What to do: Each entry below must be repeated word for word.

Figure data in JSON:
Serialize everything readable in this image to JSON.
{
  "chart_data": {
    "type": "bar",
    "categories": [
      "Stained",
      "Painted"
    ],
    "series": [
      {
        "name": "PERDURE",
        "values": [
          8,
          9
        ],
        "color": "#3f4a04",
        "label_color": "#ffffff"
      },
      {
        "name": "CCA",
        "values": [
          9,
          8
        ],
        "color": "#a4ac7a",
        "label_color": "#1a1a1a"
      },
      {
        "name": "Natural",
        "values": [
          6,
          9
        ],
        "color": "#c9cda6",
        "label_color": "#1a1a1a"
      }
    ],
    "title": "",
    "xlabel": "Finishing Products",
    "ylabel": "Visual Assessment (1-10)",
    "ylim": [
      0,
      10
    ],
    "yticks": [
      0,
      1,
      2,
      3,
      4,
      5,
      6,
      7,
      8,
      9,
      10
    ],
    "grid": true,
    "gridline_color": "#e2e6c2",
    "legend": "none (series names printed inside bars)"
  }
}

Answer to this problem:
Serialize everything readable in this image to JSON.
{
  "chart_data": {
    "type": "bar",
    "categories": [
      "Stained",
      "Painted"
    ],
    "series": [
      {
        "name": "PERDURE",
        "values": [
          8,
          9
        ],
        "color": "#3f4a04",
        "label_color": "#ffffff"
      },
      {
        "name": "CCA",
        "values": [
          9,
          8
        ],
        "color": "#a4ac7a",
        "label_color": "#1a1a1a"
      },
      {
        "name": "Natural",
        "values": [
          6,
          9
        ],
        "color": "#c9cda6",
        "label_color": "#1a1a1a"
      }
    ],
    "title": "",
    "xlabel": "Finishing Products",
    "ylabel": "Visual Assessment (1-10)",
    "ylim": [
      0,
      10
    ],
    "yticks": [
      0,
      1,
      2,
      3,
      4,
      5,
      6,
      7,
      8,
      9,
      10
    ],
    "grid": true,
    "gridline_color": "#e2e6c2",
    "legend": "none (series names printed inside bars)"
  }
}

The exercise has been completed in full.